_Saved entries_.

● ● ● ●

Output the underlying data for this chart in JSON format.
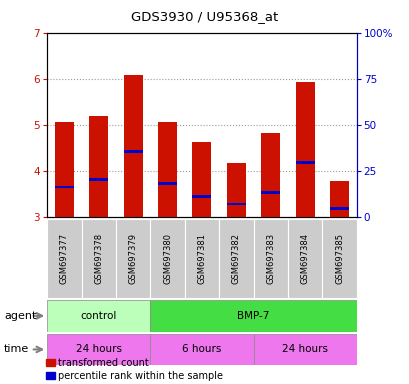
{
  "title": "GDS3930 / U95368_at",
  "samples": [
    "GSM697377",
    "GSM697378",
    "GSM697379",
    "GSM697380",
    "GSM697381",
    "GSM697382",
    "GSM697383",
    "GSM697384",
    "GSM697385"
  ],
  "red_tops": [
    5.05,
    5.2,
    6.07,
    5.05,
    4.63,
    4.18,
    4.82,
    5.92,
    3.77
  ],
  "blue_positions": [
    3.65,
    3.82,
    4.42,
    3.72,
    3.45,
    3.28,
    3.53,
    4.18,
    3.18
  ],
  "y_min": 3.0,
  "y_max": 7.0,
  "y_left_ticks": [
    3,
    4,
    5,
    6,
    7
  ],
  "y_right_ticks": [
    0,
    25,
    50,
    75,
    100
  ],
  "bar_color": "#cc1100",
  "blue_color": "#0000cc",
  "agent_groups": [
    {
      "label": "control",
      "start": 0,
      "end": 3,
      "color": "#bbffbb"
    },
    {
      "label": "BMP-7",
      "start": 3,
      "end": 9,
      "color": "#44dd44"
    }
  ],
  "time_groups": [
    {
      "label": "24 hours",
      "start": 0,
      "end": 3,
      "color": "#ee77ee"
    },
    {
      "label": "6 hours",
      "start": 3,
      "end": 6,
      "color": "#ee77ee"
    },
    {
      "label": "24 hours",
      "start": 6,
      "end": 9,
      "color": "#ee77ee"
    }
  ],
  "legend_red": "transformed count",
  "legend_blue": "percentile rank within the sample",
  "label_agent": "agent",
  "label_time": "time",
  "bar_width": 0.55,
  "tick_label_color_left": "#cc1100",
  "tick_label_color_right": "#0000cc",
  "grid_color": "#888888",
  "sample_row_color": "#cccccc",
  "figsize": [
    4.1,
    3.84
  ],
  "dpi": 100
}
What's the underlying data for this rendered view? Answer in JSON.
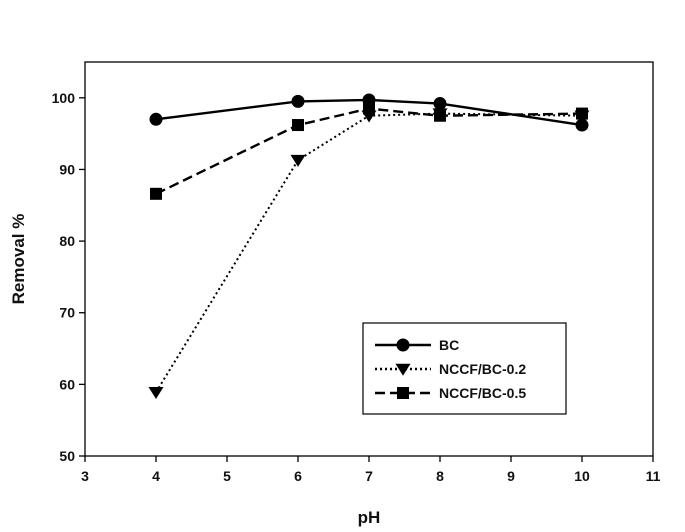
{
  "chart_data": {
    "type": "line",
    "title": "",
    "xlabel": "pH",
    "ylabel": "Removal %",
    "xlim": [
      3,
      11
    ],
    "ylim": [
      50,
      105
    ],
    "xticks": [
      3,
      4,
      5,
      6,
      7,
      8,
      9,
      10,
      11
    ],
    "yticks": [
      50,
      60,
      70,
      80,
      90,
      100
    ],
    "grid": false,
    "legend_position": "lower-right",
    "series": [
      {
        "name": "BC",
        "marker": "circle",
        "line_style": "solid",
        "color": "#000000",
        "x": [
          4,
          6,
          7,
          8,
          10
        ],
        "y": [
          97.0,
          99.5,
          99.7,
          99.2,
          96.2
        ]
      },
      {
        "name": "NCCF/BC-0.2",
        "marker": "triangle-down",
        "line_style": "dotted",
        "color": "#000000",
        "x": [
          4,
          6,
          7,
          8,
          10
        ],
        "y": [
          58.9,
          91.3,
          97.5,
          97.8,
          97.5
        ]
      },
      {
        "name": "NCCF/BC-0.5",
        "marker": "square",
        "line_style": "dashed",
        "color": "#000000",
        "x": [
          4,
          6,
          7,
          8,
          10
        ],
        "y": [
          86.6,
          96.2,
          98.5,
          97.5,
          97.8
        ]
      }
    ]
  }
}
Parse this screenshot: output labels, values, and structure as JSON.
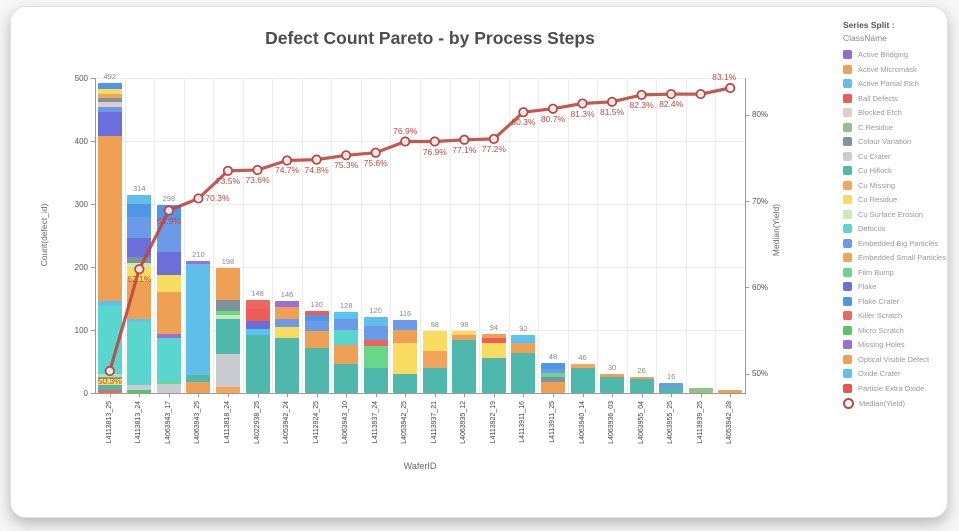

● ● ● ●

_Exercise aim_. Identify and copy all lines with the word "marker".

_Output_.
        "marker": "circle",
        "marker": "triangle-down",
        "marker": "square",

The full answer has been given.